WHAT THE TASK ASKS: Reproduce the lines from the first one through the line holding "data-point [728,337,737,347]", both included.

INPUT ROWS:
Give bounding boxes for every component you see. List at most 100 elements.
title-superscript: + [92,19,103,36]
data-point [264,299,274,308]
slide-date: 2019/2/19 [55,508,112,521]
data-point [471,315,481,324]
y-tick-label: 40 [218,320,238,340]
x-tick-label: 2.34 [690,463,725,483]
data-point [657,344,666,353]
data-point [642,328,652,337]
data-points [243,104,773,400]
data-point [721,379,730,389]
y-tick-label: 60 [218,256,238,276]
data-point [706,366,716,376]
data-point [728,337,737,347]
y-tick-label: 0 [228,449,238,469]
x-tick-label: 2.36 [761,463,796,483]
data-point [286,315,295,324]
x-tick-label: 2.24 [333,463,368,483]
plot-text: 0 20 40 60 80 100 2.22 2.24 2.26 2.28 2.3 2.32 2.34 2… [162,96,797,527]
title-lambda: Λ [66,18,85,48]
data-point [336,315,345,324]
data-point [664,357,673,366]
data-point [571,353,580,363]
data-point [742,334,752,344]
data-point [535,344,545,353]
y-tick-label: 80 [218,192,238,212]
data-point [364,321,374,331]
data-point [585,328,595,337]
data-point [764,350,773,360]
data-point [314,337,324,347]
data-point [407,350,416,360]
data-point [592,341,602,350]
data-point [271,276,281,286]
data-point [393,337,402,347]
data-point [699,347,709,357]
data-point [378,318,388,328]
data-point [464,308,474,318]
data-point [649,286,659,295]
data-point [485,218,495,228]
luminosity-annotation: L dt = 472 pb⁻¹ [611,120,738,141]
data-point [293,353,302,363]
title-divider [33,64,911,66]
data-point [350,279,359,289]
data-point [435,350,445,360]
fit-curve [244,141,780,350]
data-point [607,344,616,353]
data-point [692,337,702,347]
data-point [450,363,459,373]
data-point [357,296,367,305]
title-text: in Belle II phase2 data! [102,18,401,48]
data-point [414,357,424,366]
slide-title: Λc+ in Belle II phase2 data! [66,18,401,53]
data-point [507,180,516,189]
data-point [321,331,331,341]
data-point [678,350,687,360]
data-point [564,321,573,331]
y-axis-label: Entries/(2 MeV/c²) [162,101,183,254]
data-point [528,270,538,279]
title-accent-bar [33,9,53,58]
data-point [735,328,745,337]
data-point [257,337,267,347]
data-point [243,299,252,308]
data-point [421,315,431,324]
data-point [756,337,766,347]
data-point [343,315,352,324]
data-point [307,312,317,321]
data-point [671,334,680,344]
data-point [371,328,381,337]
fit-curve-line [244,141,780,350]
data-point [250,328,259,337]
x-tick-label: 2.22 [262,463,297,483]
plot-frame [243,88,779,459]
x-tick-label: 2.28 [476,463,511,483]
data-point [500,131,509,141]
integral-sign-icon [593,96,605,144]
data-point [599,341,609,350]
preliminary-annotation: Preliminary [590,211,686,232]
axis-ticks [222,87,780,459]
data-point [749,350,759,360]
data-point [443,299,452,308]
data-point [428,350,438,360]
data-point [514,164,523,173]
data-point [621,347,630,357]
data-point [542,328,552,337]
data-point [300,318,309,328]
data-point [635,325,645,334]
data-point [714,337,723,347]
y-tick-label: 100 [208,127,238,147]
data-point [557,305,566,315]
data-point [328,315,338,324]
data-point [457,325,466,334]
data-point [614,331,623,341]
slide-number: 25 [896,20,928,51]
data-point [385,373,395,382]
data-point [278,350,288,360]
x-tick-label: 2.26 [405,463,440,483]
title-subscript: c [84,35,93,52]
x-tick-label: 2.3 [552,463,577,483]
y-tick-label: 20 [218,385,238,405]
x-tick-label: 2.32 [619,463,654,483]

COMPLETE OUTPUT:
Give bounding boxes for every component you see. List at most 100 elements.
title-superscript: + [92,19,103,36]
data-point [264,299,274,308]
slide-date: 2019/2/19 [55,508,112,521]
data-point [471,315,481,324]
y-tick-label: 40 [218,320,238,340]
x-tick-label: 2.34 [690,463,725,483]
data-point [657,344,666,353]
data-point [642,328,652,337]
data-points [243,104,773,400]
data-point [721,379,730,389]
y-tick-label: 60 [218,256,238,276]
data-point [706,366,716,376]
data-point [728,337,737,347]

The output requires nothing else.